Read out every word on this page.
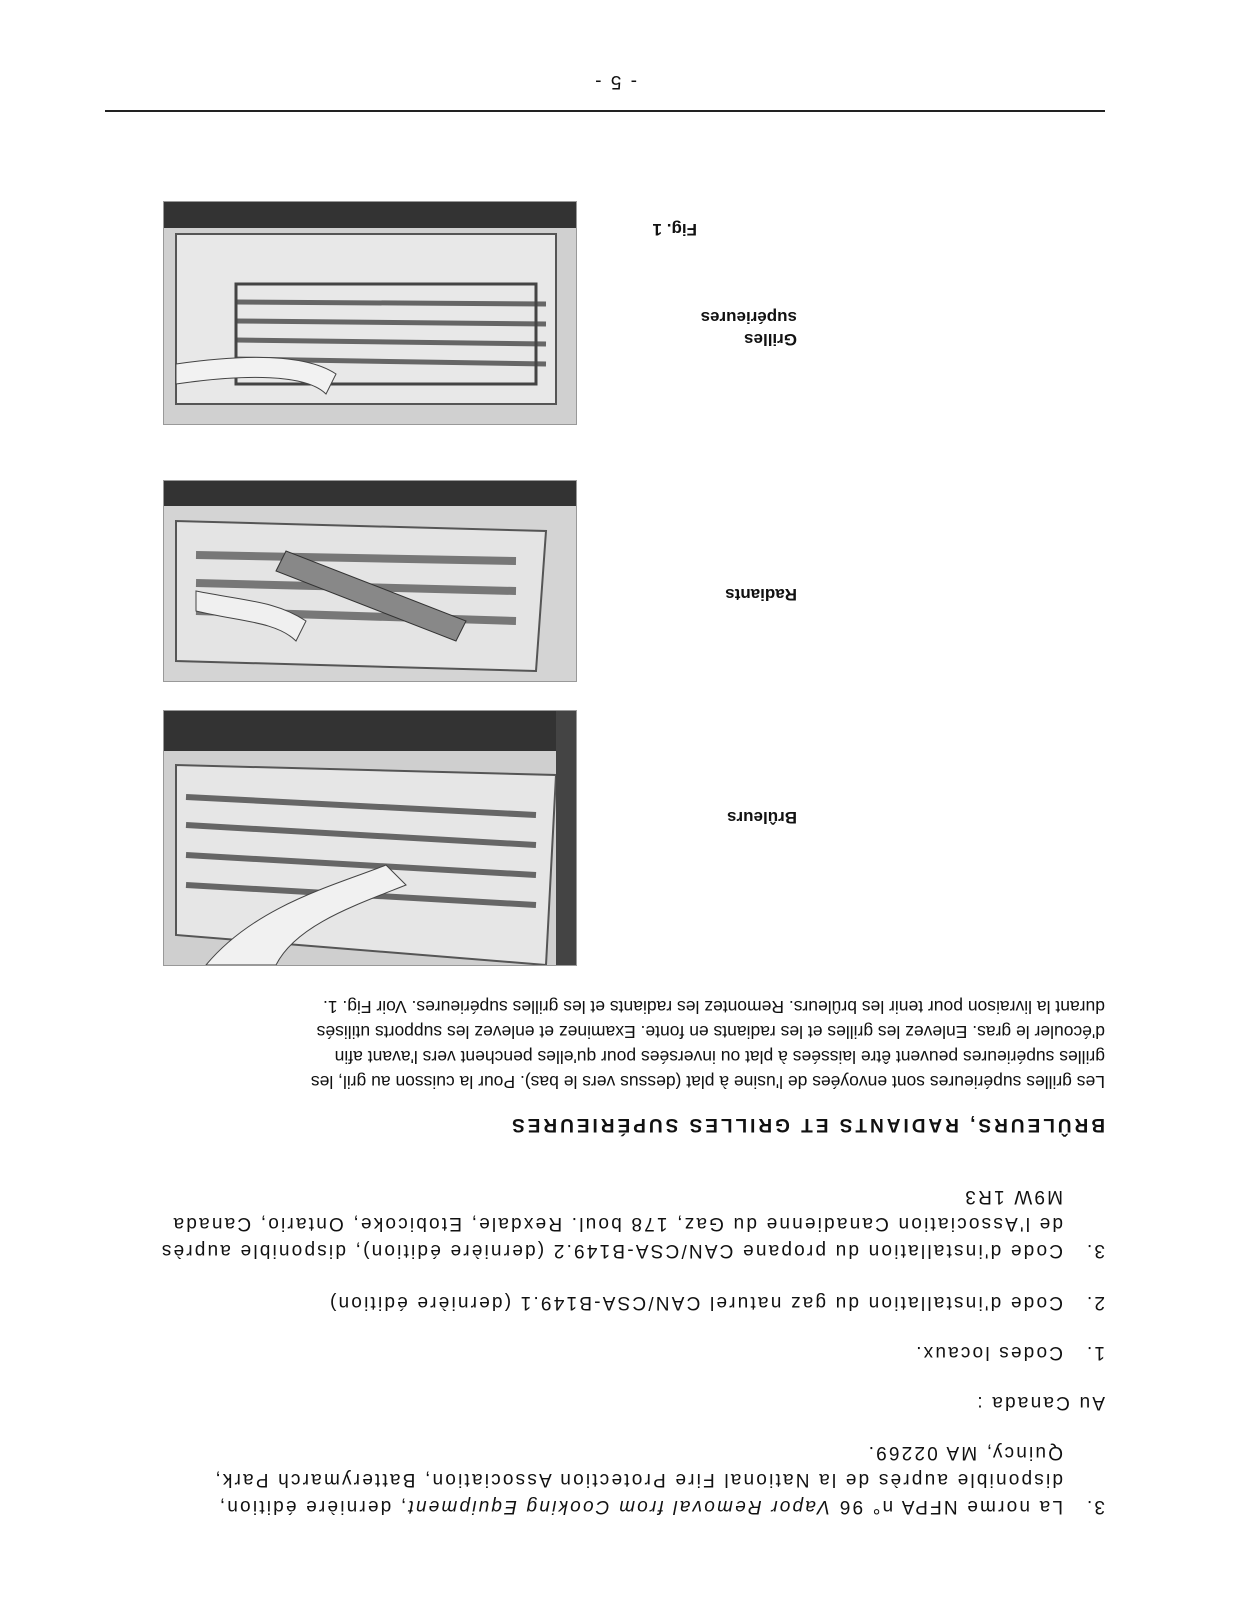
3.
La norme NFPA n° 96 Vapor Removal from Cooking Equipment, dernière édition,
disponible auprès de la National Fire Protection Association, Batterymarch Park,
Quincy, MA 02269.
Au Canada :
1.
Codes locaux.
2.
Code d'installation du gaz naturel CAN/CSA-B149.1 (dernière édition)
3.
Code d'installation du propane CAN/CSA-B149.2 (dernière édition), disponible auprès
de l'Association Canadienne du Gaz, 178 boul. Rexdale, Etobicoke, Ontario, Canada
M9W 1R3
BRÛLEURS, RADIANTS ET GRILLES SUPÉRIEURES
Les grilles supérieures sont envoyées de l'usine à plat (dessus vers le bas). Pour la cuisson au gril, les
grilles supérieures peuvent être laissées à plat ou inversées pour qu'elles penchent vers l'avant afin
d'écouler le gras. Enlevez les grilles et les radiants en fonte. Examinez et enlevez les supports utilisés
durant la livraison pour tenir les brûleurs. Remontez les radiants et les grilles supérieures. Voir Fig. 1.
Brûleurs
Radiants
Grilles
supérieures
Fig. 1
- 5 -
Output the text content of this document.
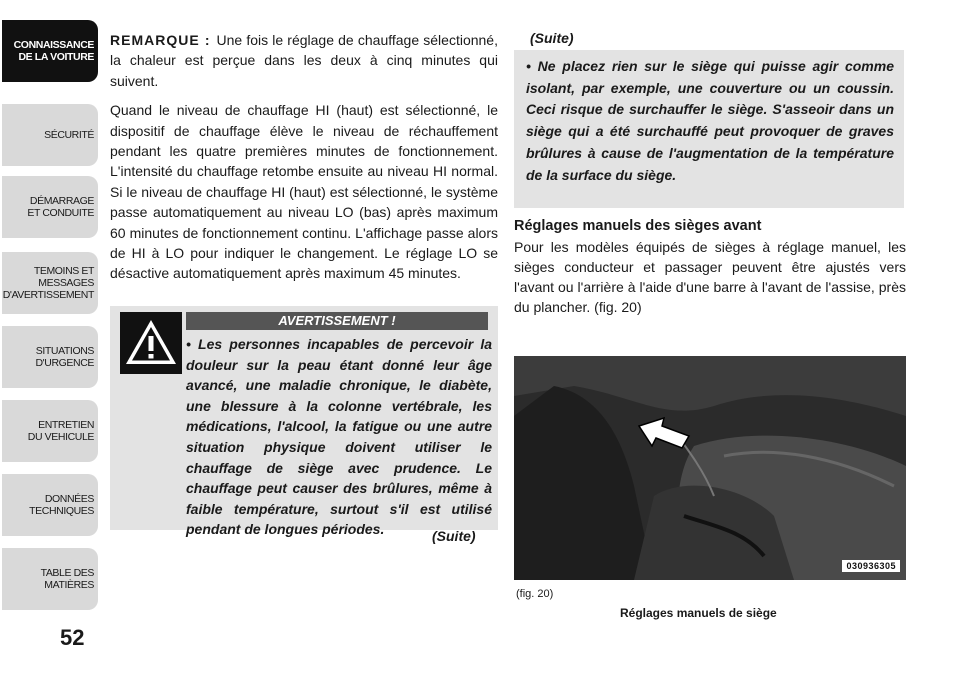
CONNAISSANCE
DE LA VOITURE
SÉCURITÉ
DÉMARRAGE
ET CONDUITE
TEMOINS ET
MESSAGES
D'AVERTISSEMENT
SITUATIONS
D'URGENCE
ENTRETIEN
DU VEHICULE
DONNÉES
TECHNIQUES
TABLE DES
MATIÈRES
52

REMARQUE : Une fois le réglage de chauffage sélectionné, la chaleur est perçue dans les deux à cinq minutes qui suivent.

Quand le niveau de chauffage HI (haut) est sélectionné, le dispositif de chauffage élève le niveau de réchauffement pendant les quatre premières minutes de fonctionnement. L'intensité du chauffage retombe ensuite au niveau HI normal. Si le niveau de chauffage HI (haut) est sélectionné, le système passe automatiquement au niveau LO (bas) après maximum 60 minutes de fonctionnement continu. L'affichage passe alors de HI à LO pour indiquer le changement. Le réglage LO se désactive automatiquement après maximum 45 minutes.

AVERTISSEMENT !
• Les personnes incapables de percevoir la douleur sur la peau étant donné leur âge avancé, une maladie chronique, le diabète, une blessure à la colonne vertébrale, les médications, l'alcool, la fatigue ou une autre situation physique doivent utiliser le chauffage de siège avec prudence. Le chauffage peut causer des brûlures, même à faible température, surtout s'il est utilisé pendant de longues périodes.	(Suite)
(Suite)
• Ne placez rien sur le siège qui puisse agir comme isolant, par exemple, une couverture ou un coussin. Ceci risque de surchauffer le siège. S'asseoir dans un siège qui a été surchauffé peut provoquer de graves brûlures à cause de l'augmentation de la température de la surface du siège.
Réglages manuels des sièges avant
Pour les modèles équipés de sièges à réglage manuel, les sièges conducteur et passager peuvent être ajustés vers l'avant ou l'arrière à l'aide d'une barre à l'avant de l'assise, près du plancher. (fig. 20)
030936305
(fig. 20)
Réglages manuels de siège
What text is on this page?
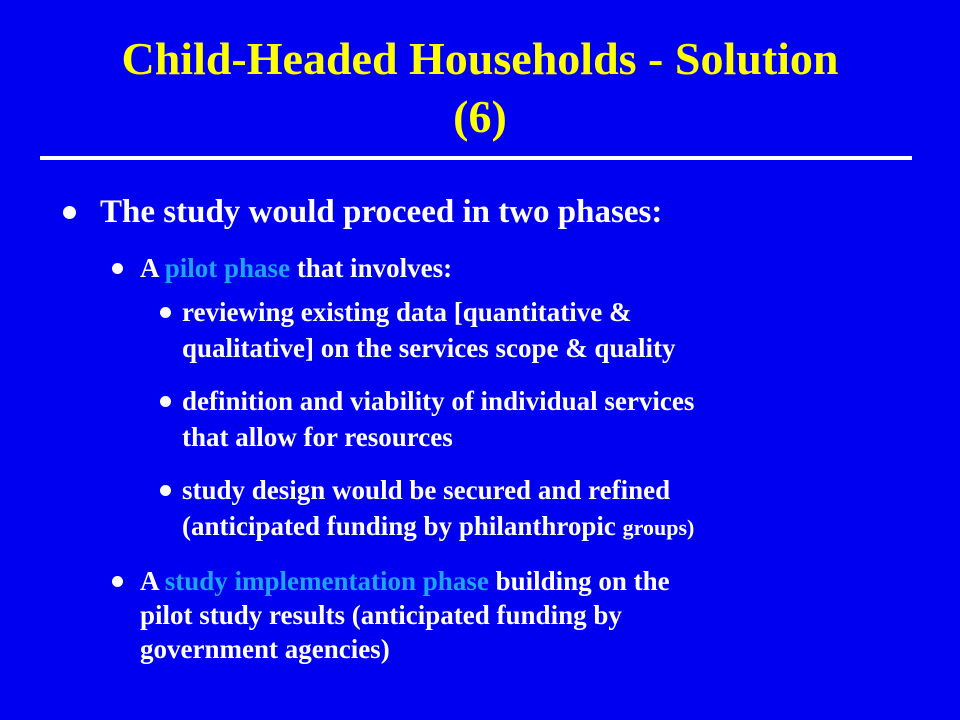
Child-Headed Households - Solution
(6)
The study would proceed in two phases:
A pilot phase that involves:
reviewing existing data [quantitative &
qualitative] on the services scope & quality
definition and viability of individual services
that allow for resources
study design would be secured and refined
(anticipated funding by philanthropic groups)
A study implementation phase building on the
pilot study results (anticipated funding by
government agencies)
-*-
GOAL:
Search the data for "plat". Copy every matching line.

EXPECTED ANSWER:
Les grilles supérieures sont envoyées de l'usine à plat (dessus vers le bas). Pour la cuisson au gril, les
grilles supérieures peuvent être laissées à plat ou inversées pour qu'elles penchent vers l'avant afin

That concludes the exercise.